What follows is a set of records; restate each one word for word and drop the pictures.

(Collected data entries)
• • • •

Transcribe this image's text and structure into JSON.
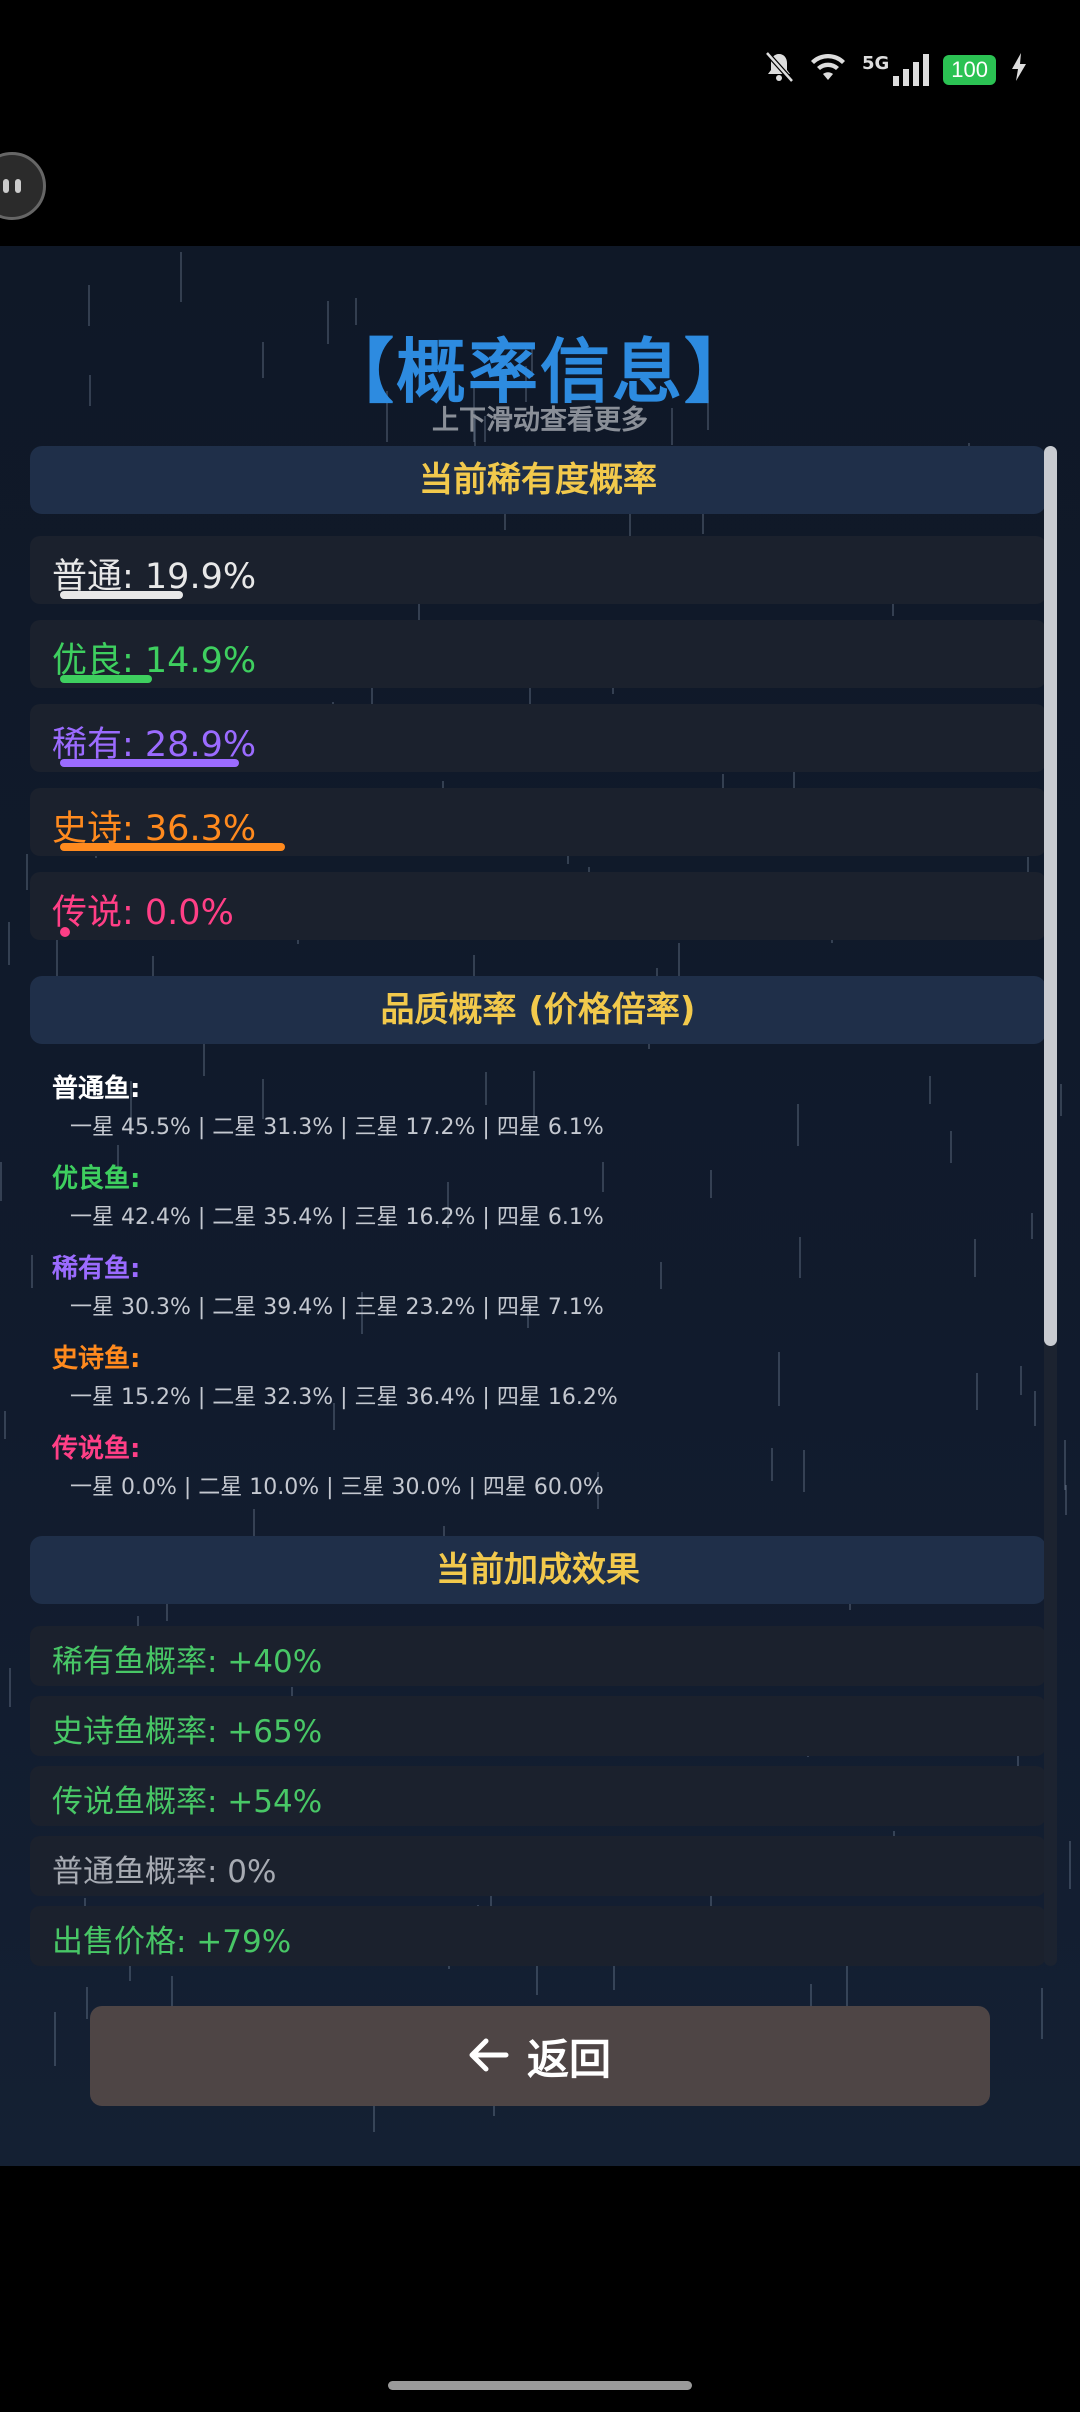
{
  "status": {
    "network": "5G",
    "battery": "100"
  },
  "header": {
    "title": "【概率信息】",
    "subtitle": "上下滑动查看更多"
  },
  "rarity": {
    "title": "当前稀有度概率",
    "items": [
      {
        "label": "普通: 19.9%",
        "color": "#e8e8e8",
        "value": 0.199
      },
      {
        "label": "优良: 14.9%",
        "color": "#3ecf5f",
        "value": 0.149
      },
      {
        "label": "稀有: 28.9%",
        "color": "#9b6bff",
        "value": 0.289
      },
      {
        "label": "史诗: 36.3%",
        "color": "#ff8a1e",
        "value": 0.363
      },
      {
        "label": "传说: 0.0%",
        "color": "#ff3f86",
        "value": 0.0
      }
    ]
  },
  "quality": {
    "title": "品质概率 (价格倍率)",
    "items": [
      {
        "name": "普通鱼:",
        "color": "#ffffff",
        "values": "一星 45.5% | 二星 31.3% | 三星 17.2% | 四星 6.1%"
      },
      {
        "name": "优良鱼:",
        "color": "#3ecf5f",
        "values": "一星 42.4% | 二星 35.4% | 三星 16.2% | 四星 6.1%"
      },
      {
        "name": "稀有鱼:",
        "color": "#9b6bff",
        "values": "一星 30.3% | 二星 39.4% | 三星 23.2% | 四星 7.1%"
      },
      {
        "name": "史诗鱼:",
        "color": "#ff8a1e",
        "values": "一星 15.2% | 二星 32.3% | 三星 36.4% | 四星 16.2%"
      },
      {
        "name": "传说鱼:",
        "color": "#ff3f86",
        "values": "一星 0.0% | 二星 10.0% | 三星 30.0% | 四星 60.0%"
      }
    ]
  },
  "bonus": {
    "title": "当前加成效果",
    "items": [
      {
        "label": "稀有鱼概率: +40%",
        "color": "#48c766"
      },
      {
        "label": "史诗鱼概率: +65%",
        "color": "#48c766"
      },
      {
        "label": "传说鱼概率: +54%",
        "color": "#48c766"
      },
      {
        "label": "普通鱼概率: 0%",
        "color": "#a7abb3"
      },
      {
        "label": "出售价格: +79%",
        "color": "#48c766"
      }
    ]
  },
  "footer": {
    "back_label": "返回",
    "back_icon": "arrow-left-icon"
  }
}
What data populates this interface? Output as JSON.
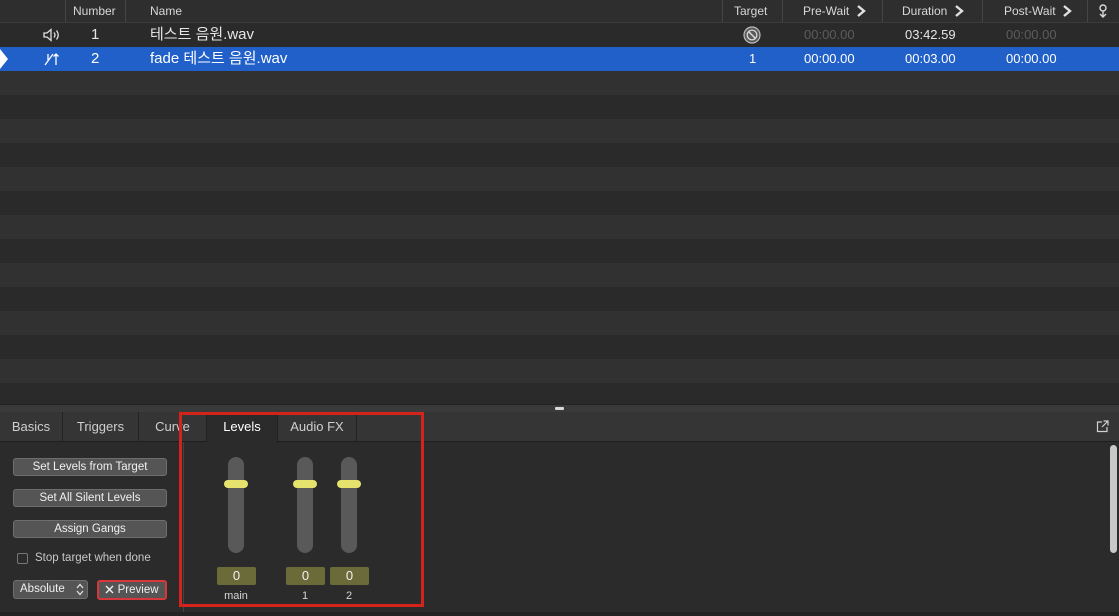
{
  "cue_list": {
    "columns": {
      "number": "Number",
      "name": "Name",
      "target": "Target",
      "pre_wait": "Pre-Wait",
      "duration": "Duration",
      "post_wait": "Post-Wait"
    },
    "rows": [
      {
        "type_icon": "speaker-icon",
        "number": "1",
        "name": "테스트 음원.wav",
        "target_icon": "target-ok-icon",
        "pre_wait": "00:00.00",
        "duration": "03:42.59",
        "post_wait": "00:00.00",
        "selected": false
      },
      {
        "type_icon": "fade-icon",
        "number": "2",
        "name": "fade 테스트 음원.wav",
        "target": "1",
        "pre_wait": "00:00.00",
        "duration": "00:03.00",
        "post_wait": "00:00.00",
        "selected": true
      }
    ]
  },
  "inspector": {
    "tabs": [
      "Basics",
      "Triggers",
      "Curve",
      "Levels",
      "Audio FX"
    ],
    "active_tab": "Levels",
    "buttons": {
      "set_levels_from_target": "Set Levels from Target",
      "set_all_silent_levels": "Set All Silent Levels",
      "assign_gangs": "Assign Gangs"
    },
    "stop_target_label": "Stop target when done",
    "stop_target_checked": false,
    "mode_select": "Absolute",
    "preview_label": "Preview",
    "faders": [
      {
        "label": "main",
        "value": "0"
      },
      {
        "label": "1",
        "value": "0"
      },
      {
        "label": "2",
        "value": "0"
      }
    ]
  },
  "colors": {
    "selection": "#2160c8",
    "fader_thumb": "#e5e36e",
    "level_box": "#6b6b3a",
    "highlight": "#d4231a"
  }
}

• • • •

*Response to the exercise*:
Transcribe this image's text and structure into JSON.
{
  "status": {
    "network": "5G",
    "battery": "100"
  },
  "header": {
    "title": "【概率信息】",
    "subtitle": "上下滑动查看更多"
  },
  "rarity": {
    "title": "当前稀有度概率",
    "items": [
      {
        "label": "普通: 19.9%",
        "color": "#e8e8e8",
        "value": 0.199
      },
      {
        "label": "优良: 14.9%",
        "color": "#3ecf5f",
        "value": 0.149
      },
      {
        "label": "稀有: 28.9%",
        "color": "#9b6bff",
        "value": 0.289
      },
      {
        "label": "史诗: 36.3%",
        "color": "#ff8a1e",
        "value": 0.363
      },
      {
        "label": "传说: 0.0%",
        "color": "#ff3f86",
        "value": 0.0
      }
    ]
  },
  "quality": {
    "title": "品质概率 (价格倍率)",
    "items": [
      {
        "name": "普通鱼:",
        "color": "#ffffff",
        "values": "一星 45.5% | 二星 31.3% | 三星 17.2% | 四星 6.1%"
      },
      {
        "name": "优良鱼:",
        "color": "#3ecf5f",
        "values": "一星 42.4% | 二星 35.4% | 三星 16.2% | 四星 6.1%"
      },
      {
        "name": "稀有鱼:",
        "color": "#9b6bff",
        "values": "一星 30.3% | 二星 39.4% | 三星 23.2% | 四星 7.1%"
      },
      {
        "name": "史诗鱼:",
        "color": "#ff8a1e",
        "values": "一星 15.2% | 二星 32.3% | 三星 36.4% | 四星 16.2%"
      },
      {
        "name": "传说鱼:",
        "color": "#ff3f86",
        "values": "一星 0.0% | 二星 10.0% | 三星 30.0% | 四星 60.0%"
      }
    ]
  },
  "bonus": {
    "title": "当前加成效果",
    "items": [
      {
        "label": "稀有鱼概率: +40%",
        "color": "#48c766"
      },
      {
        "label": "史诗鱼概率: +65%",
        "color": "#48c766"
      },
      {
        "label": "传说鱼概率: +54%",
        "color": "#48c766"
      },
      {
        "label": "普通鱼概率: 0%",
        "color": "#a7abb3"
      },
      {
        "label": "出售价格: +79%",
        "color": "#48c766"
      }
    ]
  },
  "footer": {
    "back_label": "返回",
    "back_icon": "arrow-left-icon"
  }
}
What data populates this interface? Output as JSON.
{
  "cue_list": {
    "columns": {
      "number": "Number",
      "name": "Name",
      "target": "Target",
      "pre_wait": "Pre-Wait",
      "duration": "Duration",
      "post_wait": "Post-Wait"
    },
    "rows": [
      {
        "type_icon": "speaker-icon",
        "number": "1",
        "name": "테스트 음원.wav",
        "target_icon": "target-ok-icon",
        "pre_wait": "00:00.00",
        "duration": "03:42.59",
        "post_wait": "00:00.00",
        "selected": false
      },
      {
        "type_icon": "fade-icon",
        "number": "2",
        "name": "fade 테스트 음원.wav",
        "target": "1",
        "pre_wait": "00:00.00",
        "duration": "00:03.00",
        "post_wait": "00:00.00",
        "selected": true
      }
    ]
  },
  "inspector": {
    "tabs": [
      "Basics",
      "Triggers",
      "Curve",
      "Levels",
      "Audio FX"
    ],
    "active_tab": "Levels",
    "buttons": {
      "set_levels_from_target": "Set Levels from Target",
      "set_all_silent_levels": "Set All Silent Levels",
      "assign_gangs": "Assign Gangs"
    },
    "stop_target_label": "Stop target when done",
    "stop_target_checked": false,
    "mode_select": "Absolute",
    "preview_label": "Preview",
    "faders": [
      {
        "label": "main",
        "value": "0"
      },
      {
        "label": "1",
        "value": "0"
      },
      {
        "label": "2",
        "value": "0"
      }
    ]
  },
  "colors": {
    "selection": "#2160c8",
    "fader_thumb": "#e5e36e",
    "level_box": "#6b6b3a",
    "highlight": "#d4231a"
  }
}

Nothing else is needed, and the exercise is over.